::: AVAILABLE DATA :::
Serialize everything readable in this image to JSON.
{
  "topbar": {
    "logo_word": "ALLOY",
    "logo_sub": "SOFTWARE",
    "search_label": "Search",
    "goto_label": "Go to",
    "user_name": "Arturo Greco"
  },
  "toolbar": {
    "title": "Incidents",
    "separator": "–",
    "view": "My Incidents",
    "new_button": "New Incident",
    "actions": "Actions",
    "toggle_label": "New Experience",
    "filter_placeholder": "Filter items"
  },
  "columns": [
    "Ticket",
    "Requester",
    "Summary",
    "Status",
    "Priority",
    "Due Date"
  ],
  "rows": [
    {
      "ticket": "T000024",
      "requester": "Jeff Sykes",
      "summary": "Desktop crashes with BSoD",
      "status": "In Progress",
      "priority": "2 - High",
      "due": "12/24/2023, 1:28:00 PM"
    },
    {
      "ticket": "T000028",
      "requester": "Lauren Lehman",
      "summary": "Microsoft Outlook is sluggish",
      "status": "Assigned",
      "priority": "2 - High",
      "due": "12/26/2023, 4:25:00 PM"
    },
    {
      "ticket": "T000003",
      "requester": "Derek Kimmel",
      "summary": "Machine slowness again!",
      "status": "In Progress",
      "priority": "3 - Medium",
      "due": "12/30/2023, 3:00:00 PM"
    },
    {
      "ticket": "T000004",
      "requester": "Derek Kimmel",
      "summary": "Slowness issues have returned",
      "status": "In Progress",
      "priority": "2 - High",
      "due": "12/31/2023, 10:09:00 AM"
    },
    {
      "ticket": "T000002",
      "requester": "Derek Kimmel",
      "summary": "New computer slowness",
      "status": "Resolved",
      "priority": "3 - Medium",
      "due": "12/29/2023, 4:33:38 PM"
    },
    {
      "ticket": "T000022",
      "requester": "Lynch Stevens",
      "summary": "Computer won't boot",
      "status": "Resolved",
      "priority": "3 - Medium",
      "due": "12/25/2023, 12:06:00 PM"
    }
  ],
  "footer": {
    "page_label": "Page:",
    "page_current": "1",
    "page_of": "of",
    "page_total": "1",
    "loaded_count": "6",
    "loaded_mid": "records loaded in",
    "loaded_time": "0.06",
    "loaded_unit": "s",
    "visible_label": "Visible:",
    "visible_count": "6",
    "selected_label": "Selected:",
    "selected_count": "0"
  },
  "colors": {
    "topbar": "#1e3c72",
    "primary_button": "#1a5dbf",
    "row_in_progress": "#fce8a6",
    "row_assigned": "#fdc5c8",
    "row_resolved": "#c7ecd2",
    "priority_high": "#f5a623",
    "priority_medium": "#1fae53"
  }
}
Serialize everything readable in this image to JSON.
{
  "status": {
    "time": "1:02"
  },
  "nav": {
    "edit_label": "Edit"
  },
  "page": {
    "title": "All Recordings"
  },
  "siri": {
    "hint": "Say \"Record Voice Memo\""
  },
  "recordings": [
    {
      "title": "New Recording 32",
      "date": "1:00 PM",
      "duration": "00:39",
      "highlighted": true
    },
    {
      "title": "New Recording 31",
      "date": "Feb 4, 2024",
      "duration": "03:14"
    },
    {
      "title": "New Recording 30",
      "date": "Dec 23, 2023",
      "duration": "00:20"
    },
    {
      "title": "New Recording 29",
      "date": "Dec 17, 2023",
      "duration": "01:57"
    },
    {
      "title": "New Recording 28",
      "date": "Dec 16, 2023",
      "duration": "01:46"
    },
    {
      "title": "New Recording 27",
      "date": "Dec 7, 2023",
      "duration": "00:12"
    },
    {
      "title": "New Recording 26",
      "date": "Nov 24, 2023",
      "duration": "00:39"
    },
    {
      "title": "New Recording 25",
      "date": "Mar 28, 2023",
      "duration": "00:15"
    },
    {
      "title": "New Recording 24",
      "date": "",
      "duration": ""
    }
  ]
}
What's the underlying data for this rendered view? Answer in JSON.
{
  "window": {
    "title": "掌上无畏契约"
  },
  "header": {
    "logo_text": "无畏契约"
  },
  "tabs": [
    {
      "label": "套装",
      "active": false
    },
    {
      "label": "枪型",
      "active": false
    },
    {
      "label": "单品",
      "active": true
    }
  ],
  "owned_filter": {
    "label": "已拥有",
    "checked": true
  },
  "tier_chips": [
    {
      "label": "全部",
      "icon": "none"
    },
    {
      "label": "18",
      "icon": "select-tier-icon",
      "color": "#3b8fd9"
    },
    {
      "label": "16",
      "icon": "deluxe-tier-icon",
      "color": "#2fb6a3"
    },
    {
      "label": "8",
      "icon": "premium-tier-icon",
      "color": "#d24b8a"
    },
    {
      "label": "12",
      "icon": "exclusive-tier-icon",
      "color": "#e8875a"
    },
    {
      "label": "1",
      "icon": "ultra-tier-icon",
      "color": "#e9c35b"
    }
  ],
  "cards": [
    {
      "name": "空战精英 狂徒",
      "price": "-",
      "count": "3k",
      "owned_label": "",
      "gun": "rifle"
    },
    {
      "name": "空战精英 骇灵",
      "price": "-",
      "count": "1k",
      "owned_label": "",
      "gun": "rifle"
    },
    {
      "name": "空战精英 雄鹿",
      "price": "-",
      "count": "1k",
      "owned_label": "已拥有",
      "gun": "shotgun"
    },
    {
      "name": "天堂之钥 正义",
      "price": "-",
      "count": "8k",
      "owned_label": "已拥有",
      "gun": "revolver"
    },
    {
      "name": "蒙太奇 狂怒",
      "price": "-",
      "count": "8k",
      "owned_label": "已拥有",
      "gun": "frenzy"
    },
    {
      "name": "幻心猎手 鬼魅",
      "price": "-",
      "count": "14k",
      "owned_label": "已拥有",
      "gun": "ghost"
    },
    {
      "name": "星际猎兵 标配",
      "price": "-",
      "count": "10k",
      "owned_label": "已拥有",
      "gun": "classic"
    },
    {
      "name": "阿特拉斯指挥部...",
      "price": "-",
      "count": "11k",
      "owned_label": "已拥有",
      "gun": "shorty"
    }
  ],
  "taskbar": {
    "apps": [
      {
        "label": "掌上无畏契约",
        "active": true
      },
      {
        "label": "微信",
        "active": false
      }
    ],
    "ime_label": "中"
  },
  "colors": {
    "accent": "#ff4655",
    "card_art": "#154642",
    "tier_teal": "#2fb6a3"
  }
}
:::
EXERCISE DESCRIPTION: Give the data again, exactly as it stands.

CORRECT RESULT:
Serialize everything readable in this image to JSON.
{
  "topbar": {
    "logo_word": "ALLOY",
    "logo_sub": "SOFTWARE",
    "search_label": "Search",
    "goto_label": "Go to",
    "user_name": "Arturo Greco"
  },
  "toolbar": {
    "title": "Incidents",
    "separator": "–",
    "view": "My Incidents",
    "new_button": "New Incident",
    "actions": "Actions",
    "toggle_label": "New Experience",
    "filter_placeholder": "Filter items"
  },
  "columns": [
    "Ticket",
    "Requester",
    "Summary",
    "Status",
    "Priority",
    "Due Date"
  ],
  "rows": [
    {
      "ticket": "T000024",
      "requester": "Jeff Sykes",
      "summary": "Desktop crashes with BSoD",
      "status": "In Progress",
      "priority": "2 - High",
      "due": "12/24/2023, 1:28:00 PM"
    },
    {
      "ticket": "T000028",
      "requester": "Lauren Lehman",
      "summary": "Microsoft Outlook is sluggish",
      "status": "Assigned",
      "priority": "2 - High",
      "due": "12/26/2023, 4:25:00 PM"
    },
    {
      "ticket": "T000003",
      "requester": "Derek Kimmel",
      "summary": "Machine slowness again!",
      "status": "In Progress",
      "priority": "3 - Medium",
      "due": "12/30/2023, 3:00:00 PM"
    },
    {
      "ticket": "T000004",
      "requester": "Derek Kimmel",
      "summary": "Slowness issues have returned",
      "status": "In Progress",
      "priority": "2 - High",
      "due": "12/31/2023, 10:09:00 AM"
    },
    {
      "ticket": "T000002",
      "requester": "Derek Kimmel",
      "summary": "New computer slowness",
      "status": "Resolved",
      "priority": "3 - Medium",
      "due": "12/29/2023, 4:33:38 PM"
    },
    {
      "ticket": "T000022",
      "requester": "Lynch Stevens",
      "summary": "Computer won't boot",
      "status": "Resolved",
      "priority": "3 - Medium",
      "due": "12/25/2023, 12:06:00 PM"
    }
  ],
  "footer": {
    "page_label": "Page:",
    "page_current": "1",
    "page_of": "of",
    "page_total": "1",
    "loaded_count": "6",
    "loaded_mid": "records loaded in",
    "loaded_time": "0.06",
    "loaded_unit": "s",
    "visible_label": "Visible:",
    "visible_count": "6",
    "selected_label": "Selected:",
    "selected_count": "0"
  },
  "colors": {
    "topbar": "#1e3c72",
    "primary_button": "#1a5dbf",
    "row_in_progress": "#fce8a6",
    "row_assigned": "#fdc5c8",
    "row_resolved": "#c7ecd2",
    "priority_high": "#f5a623",
    "priority_medium": "#1fae53"
  }
}
Serialize everything readable in this image to JSON.
{
  "status": {
    "time": "1:02"
  },
  "nav": {
    "edit_label": "Edit"
  },
  "page": {
    "title": "All Recordings"
  },
  "siri": {
    "hint": "Say \"Record Voice Memo\""
  },
  "recordings": [
    {
      "title": "New Recording 32",
      "date": "1:00 PM",
      "duration": "00:39",
      "highlighted": true
    },
    {
      "title": "New Recording 31",
      "date": "Feb 4, 2024",
      "duration": "03:14"
    },
    {
      "title": "New Recording 30",
      "date": "Dec 23, 2023",
      "duration": "00:20"
    },
    {
      "title": "New Recording 29",
      "date": "Dec 17, 2023",
      "duration": "01:57"
    },
    {
      "title": "New Recording 28",
      "date": "Dec 16, 2023",
      "duration": "01:46"
    },
    {
      "title": "New Recording 27",
      "date": "Dec 7, 2023",
      "duration": "00:12"
    },
    {
      "title": "New Recording 26",
      "date": "Nov 24, 2023",
      "duration": "00:39"
    },
    {
      "title": "New Recording 25",
      "date": "Mar 28, 2023",
      "duration": "00:15"
    },
    {
      "title": "New Recording 24",
      "date": "",
      "duration": ""
    }
  ]
}
What's the underlying data for this rendered view? Answer in JSON.
{
  "window": {
    "title": "掌上无畏契约"
  },
  "header": {
    "logo_text": "无畏契约"
  },
  "tabs": [
    {
      "label": "套装",
      "active": false
    },
    {
      "label": "枪型",
      "active": false
    },
    {
      "label": "单品",
      "active": true
    }
  ],
  "owned_filter": {
    "label": "已拥有",
    "checked": true
  },
  "tier_chips": [
    {
      "label": "全部",
      "icon": "none"
    },
    {
      "label": "18",
      "icon": "select-tier-icon",
      "color": "#3b8fd9"
    },
    {
      "label": "16",
      "icon": "deluxe-tier-icon",
      "color": "#2fb6a3"
    },
    {
      "label": "8",
      "icon": "premium-tier-icon",
      "color": "#d24b8a"
    },
    {
      "label": "12",
      "icon": "exclusive-tier-icon",
      "color": "#e8875a"
    },
    {
      "label": "1",
      "icon": "ultra-tier-icon",
      "color": "#e9c35b"
    }
  ],
  "cards": [
    {
      "name": "空战精英 狂徒",
      "price": "-",
      "count": "3k",
      "owned_label": "",
      "gun": "rifle"
    },
    {
      "name": "空战精英 骇灵",
      "price": "-",
      "count": "1k",
      "owned_label": "",
      "gun": "rifle"
    },
    {
      "name": "空战精英 雄鹿",
      "price": "-",
      "count": "1k",
      "owned_label": "已拥有",
      "gun": "shotgun"
    },
    {
      "name": "天堂之钥 正义",
      "price": "-",
      "count": "8k",
      "owned_label": "已拥有",
      "gun": "revolver"
    },
    {
      "name": "蒙太奇 狂怒",
      "price": "-",
      "count": "8k",
      "owned_label": "已拥有",
      "gun": "frenzy"
    },
    {
      "name": "幻心猎手 鬼魅",
      "price": "-",
      "count": "14k",
      "owned_label": "已拥有",
      "gun": "ghost"
    },
    {
      "name": "星际猎兵 标配",
      "price": "-",
      "count": "10k",
      "owned_label": "已拥有",
      "gun": "classic"
    },
    {
      "name": "阿特拉斯指挥部...",
      "price": "-",
      "count": "11k",
      "owned_label": "已拥有",
      "gun": "shorty"
    }
  ],
  "taskbar": {
    "apps": [
      {
        "label": "掌上无畏契约",
        "active": true
      },
      {
        "label": "微信",
        "active": false
      }
    ],
    "ime_label": "中"
  },
  "colors": {
    "accent": "#ff4655",
    "card_art": "#154642",
    "tier_teal": "#2fb6a3"
  }
}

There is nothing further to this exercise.